Data lines
- - -
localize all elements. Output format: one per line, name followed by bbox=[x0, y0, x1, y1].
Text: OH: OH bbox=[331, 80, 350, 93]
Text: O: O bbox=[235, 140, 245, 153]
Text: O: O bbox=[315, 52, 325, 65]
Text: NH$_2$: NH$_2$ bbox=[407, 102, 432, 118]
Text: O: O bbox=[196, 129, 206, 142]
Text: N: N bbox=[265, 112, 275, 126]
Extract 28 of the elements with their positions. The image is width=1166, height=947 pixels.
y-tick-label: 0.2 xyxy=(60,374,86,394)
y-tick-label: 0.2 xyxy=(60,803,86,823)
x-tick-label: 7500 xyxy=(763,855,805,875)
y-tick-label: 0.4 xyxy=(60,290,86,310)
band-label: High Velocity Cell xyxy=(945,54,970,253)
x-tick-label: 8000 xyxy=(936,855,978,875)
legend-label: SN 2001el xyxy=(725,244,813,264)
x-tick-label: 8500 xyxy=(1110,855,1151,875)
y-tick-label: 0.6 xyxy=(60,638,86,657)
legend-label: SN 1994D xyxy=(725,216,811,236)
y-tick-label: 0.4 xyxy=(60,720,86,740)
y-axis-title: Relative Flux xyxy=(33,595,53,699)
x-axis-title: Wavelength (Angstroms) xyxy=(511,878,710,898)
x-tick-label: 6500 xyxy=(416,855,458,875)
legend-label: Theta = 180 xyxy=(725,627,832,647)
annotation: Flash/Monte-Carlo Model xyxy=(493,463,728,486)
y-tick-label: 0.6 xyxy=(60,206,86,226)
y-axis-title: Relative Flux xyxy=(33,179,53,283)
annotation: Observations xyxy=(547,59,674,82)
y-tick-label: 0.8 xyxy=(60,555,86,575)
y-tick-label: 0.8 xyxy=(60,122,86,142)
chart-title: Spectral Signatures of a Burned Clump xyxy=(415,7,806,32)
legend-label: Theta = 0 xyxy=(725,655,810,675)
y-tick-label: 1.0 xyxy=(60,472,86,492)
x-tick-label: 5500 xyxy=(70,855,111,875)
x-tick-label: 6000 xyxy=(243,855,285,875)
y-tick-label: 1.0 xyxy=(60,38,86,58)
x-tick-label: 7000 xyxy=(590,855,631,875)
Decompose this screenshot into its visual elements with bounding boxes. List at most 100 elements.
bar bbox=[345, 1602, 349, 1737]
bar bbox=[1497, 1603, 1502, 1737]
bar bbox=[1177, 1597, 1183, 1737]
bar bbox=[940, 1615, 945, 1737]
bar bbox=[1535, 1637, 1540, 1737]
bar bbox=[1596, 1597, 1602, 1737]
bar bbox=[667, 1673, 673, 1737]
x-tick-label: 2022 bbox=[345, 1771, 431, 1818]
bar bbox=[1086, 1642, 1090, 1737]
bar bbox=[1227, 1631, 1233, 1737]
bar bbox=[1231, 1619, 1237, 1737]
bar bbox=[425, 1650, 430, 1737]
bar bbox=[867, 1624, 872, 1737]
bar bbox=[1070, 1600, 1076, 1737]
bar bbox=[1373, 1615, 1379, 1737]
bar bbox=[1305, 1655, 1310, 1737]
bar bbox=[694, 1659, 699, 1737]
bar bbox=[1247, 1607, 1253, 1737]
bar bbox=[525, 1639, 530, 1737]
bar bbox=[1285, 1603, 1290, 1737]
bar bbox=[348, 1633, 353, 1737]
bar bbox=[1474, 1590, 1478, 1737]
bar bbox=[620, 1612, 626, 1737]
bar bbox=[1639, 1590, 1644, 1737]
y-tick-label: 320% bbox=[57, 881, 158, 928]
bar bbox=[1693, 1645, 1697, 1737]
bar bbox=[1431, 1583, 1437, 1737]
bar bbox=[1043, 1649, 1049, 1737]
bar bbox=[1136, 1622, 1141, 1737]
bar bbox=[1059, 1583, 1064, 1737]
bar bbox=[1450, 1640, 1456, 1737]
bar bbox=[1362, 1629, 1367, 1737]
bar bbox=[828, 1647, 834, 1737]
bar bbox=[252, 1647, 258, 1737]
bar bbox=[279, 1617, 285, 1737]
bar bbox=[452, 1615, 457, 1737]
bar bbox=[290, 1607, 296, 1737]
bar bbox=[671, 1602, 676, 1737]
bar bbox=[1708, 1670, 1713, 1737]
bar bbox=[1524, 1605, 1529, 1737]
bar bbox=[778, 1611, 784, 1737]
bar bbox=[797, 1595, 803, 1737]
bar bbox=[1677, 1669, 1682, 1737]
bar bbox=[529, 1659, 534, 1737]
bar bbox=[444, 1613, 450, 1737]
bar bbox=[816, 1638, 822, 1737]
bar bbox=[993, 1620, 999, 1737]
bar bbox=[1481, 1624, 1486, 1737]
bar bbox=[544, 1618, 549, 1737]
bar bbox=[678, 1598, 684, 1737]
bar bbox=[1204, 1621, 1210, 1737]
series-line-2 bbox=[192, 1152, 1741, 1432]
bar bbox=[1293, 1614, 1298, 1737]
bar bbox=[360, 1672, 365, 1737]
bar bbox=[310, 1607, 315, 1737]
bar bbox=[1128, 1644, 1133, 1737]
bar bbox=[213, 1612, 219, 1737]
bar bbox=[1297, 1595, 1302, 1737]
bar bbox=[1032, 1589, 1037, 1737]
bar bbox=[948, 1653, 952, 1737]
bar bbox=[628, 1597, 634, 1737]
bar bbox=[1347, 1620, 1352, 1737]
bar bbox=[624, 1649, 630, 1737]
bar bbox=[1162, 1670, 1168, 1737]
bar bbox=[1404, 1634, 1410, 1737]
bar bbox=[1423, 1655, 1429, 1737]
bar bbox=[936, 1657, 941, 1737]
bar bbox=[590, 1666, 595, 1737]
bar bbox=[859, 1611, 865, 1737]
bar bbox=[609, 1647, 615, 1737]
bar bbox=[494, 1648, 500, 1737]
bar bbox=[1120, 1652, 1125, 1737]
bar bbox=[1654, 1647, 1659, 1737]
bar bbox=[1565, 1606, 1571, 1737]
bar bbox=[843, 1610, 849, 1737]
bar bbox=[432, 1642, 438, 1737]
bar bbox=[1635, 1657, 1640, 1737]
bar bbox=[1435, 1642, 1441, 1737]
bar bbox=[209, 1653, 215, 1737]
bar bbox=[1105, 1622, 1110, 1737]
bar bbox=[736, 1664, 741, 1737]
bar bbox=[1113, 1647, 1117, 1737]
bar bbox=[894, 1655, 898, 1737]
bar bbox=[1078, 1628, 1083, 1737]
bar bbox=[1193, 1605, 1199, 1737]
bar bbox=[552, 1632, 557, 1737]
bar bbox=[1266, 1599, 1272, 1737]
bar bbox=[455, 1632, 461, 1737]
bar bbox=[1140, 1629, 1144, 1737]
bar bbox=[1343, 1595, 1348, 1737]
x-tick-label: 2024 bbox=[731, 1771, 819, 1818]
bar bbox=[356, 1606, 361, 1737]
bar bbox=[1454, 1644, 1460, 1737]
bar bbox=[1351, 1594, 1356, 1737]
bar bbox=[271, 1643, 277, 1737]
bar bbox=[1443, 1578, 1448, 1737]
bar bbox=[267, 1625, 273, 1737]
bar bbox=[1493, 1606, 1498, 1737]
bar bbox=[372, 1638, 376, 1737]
- - -
- TASK DIRECTIONS
Repeat every line of the items above character for character, keeping their order.

- RIGHT ANSWER
localize all elements. Output format: one per line, name followed by bbox=[x0, y0, x1, y1].
Text: OH: OH bbox=[331, 80, 350, 93]
Text: O: O bbox=[235, 140, 245, 153]
Text: O: O bbox=[315, 52, 325, 65]
Text: NH$_2$: NH$_2$ bbox=[407, 102, 432, 118]
Text: O: O bbox=[196, 129, 206, 142]
Text: N: N bbox=[265, 112, 275, 126]
Extract 28 of the elements with their positions. The image is width=1166, height=947 pixels.
y-tick-label: 0.2 xyxy=(60,374,86,394)
y-tick-label: 0.2 xyxy=(60,803,86,823)
x-tick-label: 7500 xyxy=(763,855,805,875)
y-tick-label: 0.4 xyxy=(60,290,86,310)
band-label: High Velocity Cell xyxy=(945,54,970,253)
x-tick-label: 8000 xyxy=(936,855,978,875)
legend-label: SN 2001el xyxy=(725,244,813,264)
x-tick-label: 8500 xyxy=(1110,855,1151,875)
y-tick-label: 0.6 xyxy=(60,638,86,657)
legend-label: SN 1994D xyxy=(725,216,811,236)
y-tick-label: 0.4 xyxy=(60,720,86,740)
y-axis-title: Relative Flux xyxy=(33,595,53,699)
x-axis-title: Wavelength (Angstroms) xyxy=(511,878,710,898)
x-tick-label: 6500 xyxy=(416,855,458,875)
legend-label: Theta = 180 xyxy=(725,627,832,647)
annotation: Flash/Monte-Carlo Model xyxy=(493,463,728,486)
y-tick-label: 0.6 xyxy=(60,206,86,226)
y-axis-title: Relative Flux xyxy=(33,179,53,283)
annotation: Observations xyxy=(547,59,674,82)
y-tick-label: 0.8 xyxy=(60,555,86,575)
y-tick-label: 0.8 xyxy=(60,122,86,142)
chart-title: Spectral Signatures of a Burned Clump xyxy=(415,7,806,32)
legend-label: Theta = 0 xyxy=(725,655,810,675)
y-tick-label: 1.0 xyxy=(60,472,86,492)
x-tick-label: 5500 xyxy=(70,855,111,875)
x-tick-label: 6000 xyxy=(243,855,285,875)
y-tick-label: 1.0 xyxy=(60,38,86,58)
x-tick-label: 7000 xyxy=(590,855,631,875)
Decompose this screenshot into its visual elements with bounding boxes. List at most 100 elements.
bar bbox=[345, 1602, 349, 1737]
bar bbox=[1497, 1603, 1502, 1737]
bar bbox=[1177, 1597, 1183, 1737]
bar bbox=[940, 1615, 945, 1737]
bar bbox=[1535, 1637, 1540, 1737]
bar bbox=[1596, 1597, 1602, 1737]
bar bbox=[667, 1673, 673, 1737]
x-tick-label: 2022 bbox=[345, 1771, 431, 1818]
bar bbox=[1086, 1642, 1090, 1737]
bar bbox=[1227, 1631, 1233, 1737]
bar bbox=[1231, 1619, 1237, 1737]
bar bbox=[425, 1650, 430, 1737]
bar bbox=[867, 1624, 872, 1737]
bar bbox=[1070, 1600, 1076, 1737]
bar bbox=[1373, 1615, 1379, 1737]
bar bbox=[1305, 1655, 1310, 1737]
bar bbox=[694, 1659, 699, 1737]
bar bbox=[1247, 1607, 1253, 1737]
bar bbox=[525, 1639, 530, 1737]
bar bbox=[1285, 1603, 1290, 1737]
bar bbox=[348, 1633, 353, 1737]
bar bbox=[1474, 1590, 1478, 1737]
bar bbox=[620, 1612, 626, 1737]
bar bbox=[1639, 1590, 1644, 1737]
y-tick-label: 320% bbox=[57, 881, 158, 928]
bar bbox=[1693, 1645, 1697, 1737]
bar bbox=[1431, 1583, 1437, 1737]
bar bbox=[1043, 1649, 1049, 1737]
bar bbox=[1136, 1622, 1141, 1737]
bar bbox=[1059, 1583, 1064, 1737]
bar bbox=[1450, 1640, 1456, 1737]
bar bbox=[1362, 1629, 1367, 1737]
bar bbox=[828, 1647, 834, 1737]
bar bbox=[252, 1647, 258, 1737]
bar bbox=[279, 1617, 285, 1737]
bar bbox=[452, 1615, 457, 1737]
bar bbox=[290, 1607, 296, 1737]
bar bbox=[671, 1602, 676, 1737]
bar bbox=[1708, 1670, 1713, 1737]
bar bbox=[1524, 1605, 1529, 1737]
bar bbox=[778, 1611, 784, 1737]
bar bbox=[797, 1595, 803, 1737]
bar bbox=[1677, 1669, 1682, 1737]
bar bbox=[529, 1659, 534, 1737]
bar bbox=[444, 1613, 450, 1737]
bar bbox=[816, 1638, 822, 1737]
bar bbox=[993, 1620, 999, 1737]
bar bbox=[1481, 1624, 1486, 1737]
bar bbox=[544, 1618, 549, 1737]
bar bbox=[678, 1598, 684, 1737]
bar bbox=[1204, 1621, 1210, 1737]
series-line-2 bbox=[192, 1152, 1741, 1432]
bar bbox=[1293, 1614, 1298, 1737]
bar bbox=[360, 1672, 365, 1737]
bar bbox=[310, 1607, 315, 1737]
bar bbox=[1128, 1644, 1133, 1737]
bar bbox=[213, 1612, 219, 1737]
bar bbox=[1297, 1595, 1302, 1737]
bar bbox=[1032, 1589, 1037, 1737]
bar bbox=[948, 1653, 952, 1737]
bar bbox=[628, 1597, 634, 1737]
bar bbox=[1347, 1620, 1352, 1737]
bar bbox=[624, 1649, 630, 1737]
bar bbox=[1162, 1670, 1168, 1737]
bar bbox=[1404, 1634, 1410, 1737]
bar bbox=[1423, 1655, 1429, 1737]
bar bbox=[936, 1657, 941, 1737]
bar bbox=[590, 1666, 595, 1737]
bar bbox=[859, 1611, 865, 1737]
bar bbox=[609, 1647, 615, 1737]
bar bbox=[494, 1648, 500, 1737]
bar bbox=[1120, 1652, 1125, 1737]
bar bbox=[1654, 1647, 1659, 1737]
bar bbox=[1565, 1606, 1571, 1737]
bar bbox=[843, 1610, 849, 1737]
bar bbox=[432, 1642, 438, 1737]
bar bbox=[1635, 1657, 1640, 1737]
bar bbox=[1435, 1642, 1441, 1737]
bar bbox=[209, 1653, 215, 1737]
bar bbox=[1105, 1622, 1110, 1737]
bar bbox=[736, 1664, 741, 1737]
bar bbox=[1113, 1647, 1117, 1737]
bar bbox=[894, 1655, 898, 1737]
bar bbox=[1078, 1628, 1083, 1737]
bar bbox=[1193, 1605, 1199, 1737]
bar bbox=[552, 1632, 557, 1737]
bar bbox=[1266, 1599, 1272, 1737]
bar bbox=[455, 1632, 461, 1737]
bar bbox=[1140, 1629, 1144, 1737]
bar bbox=[1343, 1595, 1348, 1737]
x-tick-label: 2024 bbox=[731, 1771, 819, 1818]
bar bbox=[356, 1606, 361, 1737]
bar bbox=[1454, 1644, 1460, 1737]
bar bbox=[1351, 1594, 1356, 1737]
bar bbox=[271, 1643, 277, 1737]
bar bbox=[1443, 1578, 1448, 1737]
bar bbox=[267, 1625, 273, 1737]
bar bbox=[1493, 1606, 1498, 1737]
bar bbox=[372, 1638, 376, 1737]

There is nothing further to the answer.